[Saved entries]

[start]

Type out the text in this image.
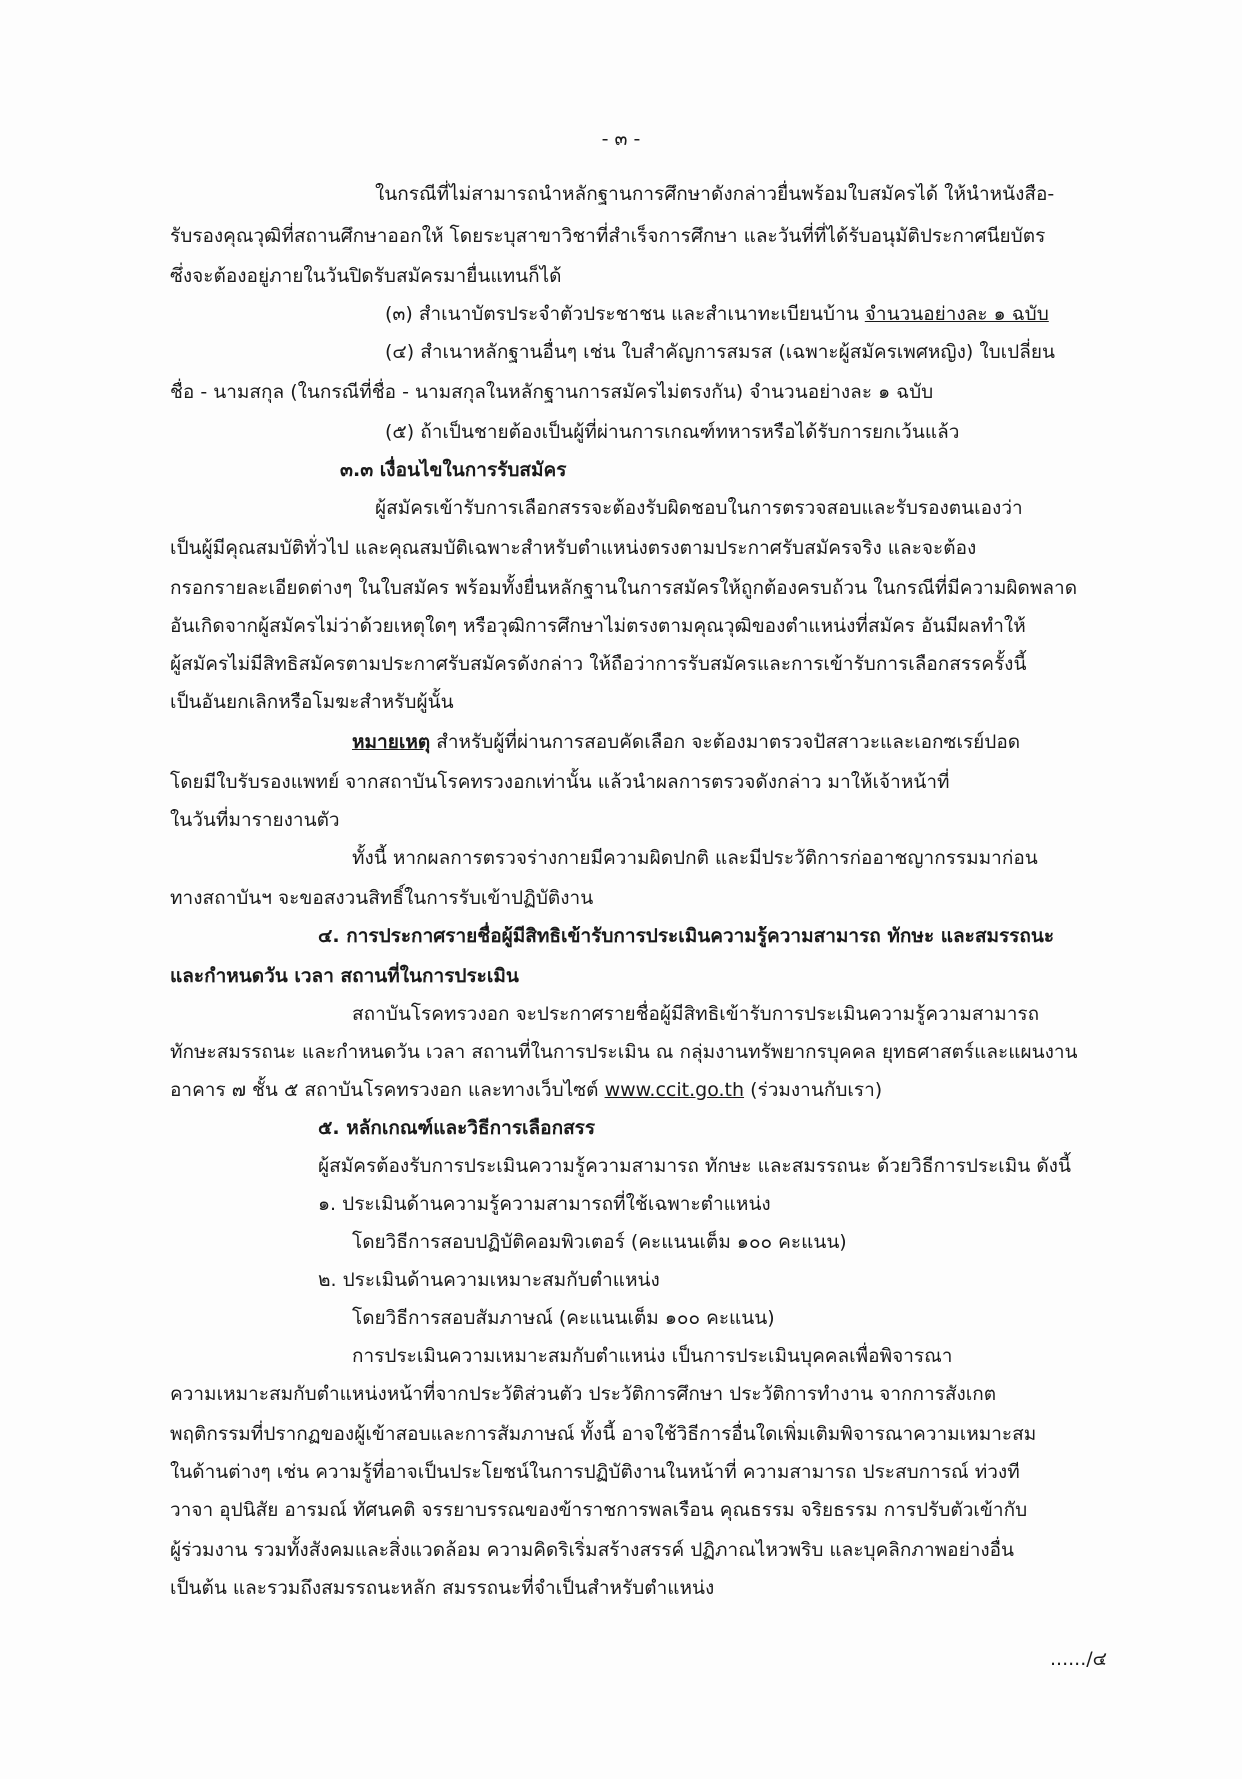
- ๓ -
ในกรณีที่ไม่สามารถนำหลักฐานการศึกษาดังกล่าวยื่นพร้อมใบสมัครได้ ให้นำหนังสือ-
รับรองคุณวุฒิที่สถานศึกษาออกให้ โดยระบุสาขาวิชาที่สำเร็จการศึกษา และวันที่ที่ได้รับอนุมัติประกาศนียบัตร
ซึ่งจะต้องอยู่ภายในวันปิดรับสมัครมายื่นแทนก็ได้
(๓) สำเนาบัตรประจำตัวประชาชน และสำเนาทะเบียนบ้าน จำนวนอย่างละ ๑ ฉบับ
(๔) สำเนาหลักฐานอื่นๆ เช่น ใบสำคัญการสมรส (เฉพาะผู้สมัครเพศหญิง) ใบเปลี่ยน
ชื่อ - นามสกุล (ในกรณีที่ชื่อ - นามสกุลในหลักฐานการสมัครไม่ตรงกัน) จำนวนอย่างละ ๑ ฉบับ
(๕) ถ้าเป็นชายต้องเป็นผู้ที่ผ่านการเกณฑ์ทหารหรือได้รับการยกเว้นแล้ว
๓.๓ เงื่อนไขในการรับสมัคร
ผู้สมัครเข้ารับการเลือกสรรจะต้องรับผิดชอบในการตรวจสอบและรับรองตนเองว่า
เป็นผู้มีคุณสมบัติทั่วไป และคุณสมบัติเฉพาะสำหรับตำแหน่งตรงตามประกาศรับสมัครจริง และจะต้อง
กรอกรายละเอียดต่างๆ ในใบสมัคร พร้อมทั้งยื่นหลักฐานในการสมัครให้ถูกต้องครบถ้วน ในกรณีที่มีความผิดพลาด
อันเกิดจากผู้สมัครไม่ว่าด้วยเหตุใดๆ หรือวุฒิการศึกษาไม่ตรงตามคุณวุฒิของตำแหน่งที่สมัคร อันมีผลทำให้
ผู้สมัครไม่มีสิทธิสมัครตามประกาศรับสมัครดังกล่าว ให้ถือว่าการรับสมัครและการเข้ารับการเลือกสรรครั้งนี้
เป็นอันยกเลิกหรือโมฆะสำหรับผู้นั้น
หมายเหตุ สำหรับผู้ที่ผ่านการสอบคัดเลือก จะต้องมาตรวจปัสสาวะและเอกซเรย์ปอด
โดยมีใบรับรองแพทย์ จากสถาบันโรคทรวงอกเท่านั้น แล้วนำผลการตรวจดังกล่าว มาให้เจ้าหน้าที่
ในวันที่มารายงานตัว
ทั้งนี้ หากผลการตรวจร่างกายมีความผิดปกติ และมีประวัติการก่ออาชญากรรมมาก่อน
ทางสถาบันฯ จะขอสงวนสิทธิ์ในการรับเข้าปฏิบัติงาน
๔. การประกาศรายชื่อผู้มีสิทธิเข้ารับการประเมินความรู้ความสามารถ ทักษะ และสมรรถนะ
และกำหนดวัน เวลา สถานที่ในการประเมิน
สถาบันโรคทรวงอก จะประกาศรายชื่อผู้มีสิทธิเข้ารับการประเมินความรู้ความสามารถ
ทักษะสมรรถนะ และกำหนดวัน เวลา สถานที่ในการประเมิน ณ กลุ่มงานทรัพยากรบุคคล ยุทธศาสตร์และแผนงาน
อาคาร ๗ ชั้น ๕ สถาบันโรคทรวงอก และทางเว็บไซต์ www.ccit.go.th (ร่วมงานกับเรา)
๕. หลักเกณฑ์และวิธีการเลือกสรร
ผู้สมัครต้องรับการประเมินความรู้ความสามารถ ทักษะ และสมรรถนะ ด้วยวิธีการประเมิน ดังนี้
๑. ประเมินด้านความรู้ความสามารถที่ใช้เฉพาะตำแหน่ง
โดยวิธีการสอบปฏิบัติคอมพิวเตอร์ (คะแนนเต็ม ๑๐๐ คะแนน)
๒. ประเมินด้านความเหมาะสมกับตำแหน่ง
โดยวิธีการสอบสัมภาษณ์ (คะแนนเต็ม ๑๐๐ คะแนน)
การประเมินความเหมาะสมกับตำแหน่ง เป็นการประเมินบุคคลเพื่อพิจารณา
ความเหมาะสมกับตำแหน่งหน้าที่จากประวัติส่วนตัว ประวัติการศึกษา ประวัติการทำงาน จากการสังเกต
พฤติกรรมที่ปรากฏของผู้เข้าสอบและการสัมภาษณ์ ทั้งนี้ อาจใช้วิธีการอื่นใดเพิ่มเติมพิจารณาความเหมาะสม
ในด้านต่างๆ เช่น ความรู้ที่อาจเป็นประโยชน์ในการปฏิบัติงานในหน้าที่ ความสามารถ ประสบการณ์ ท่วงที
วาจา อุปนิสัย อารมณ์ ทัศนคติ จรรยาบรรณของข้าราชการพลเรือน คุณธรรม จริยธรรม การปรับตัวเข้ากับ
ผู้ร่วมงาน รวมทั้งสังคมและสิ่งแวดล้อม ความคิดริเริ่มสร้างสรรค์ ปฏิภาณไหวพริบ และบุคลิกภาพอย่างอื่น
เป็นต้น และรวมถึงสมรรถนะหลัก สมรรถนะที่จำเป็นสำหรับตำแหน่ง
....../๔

[end]

Only a number is needed: how many lines of the material above contain "ในการประเม"?

2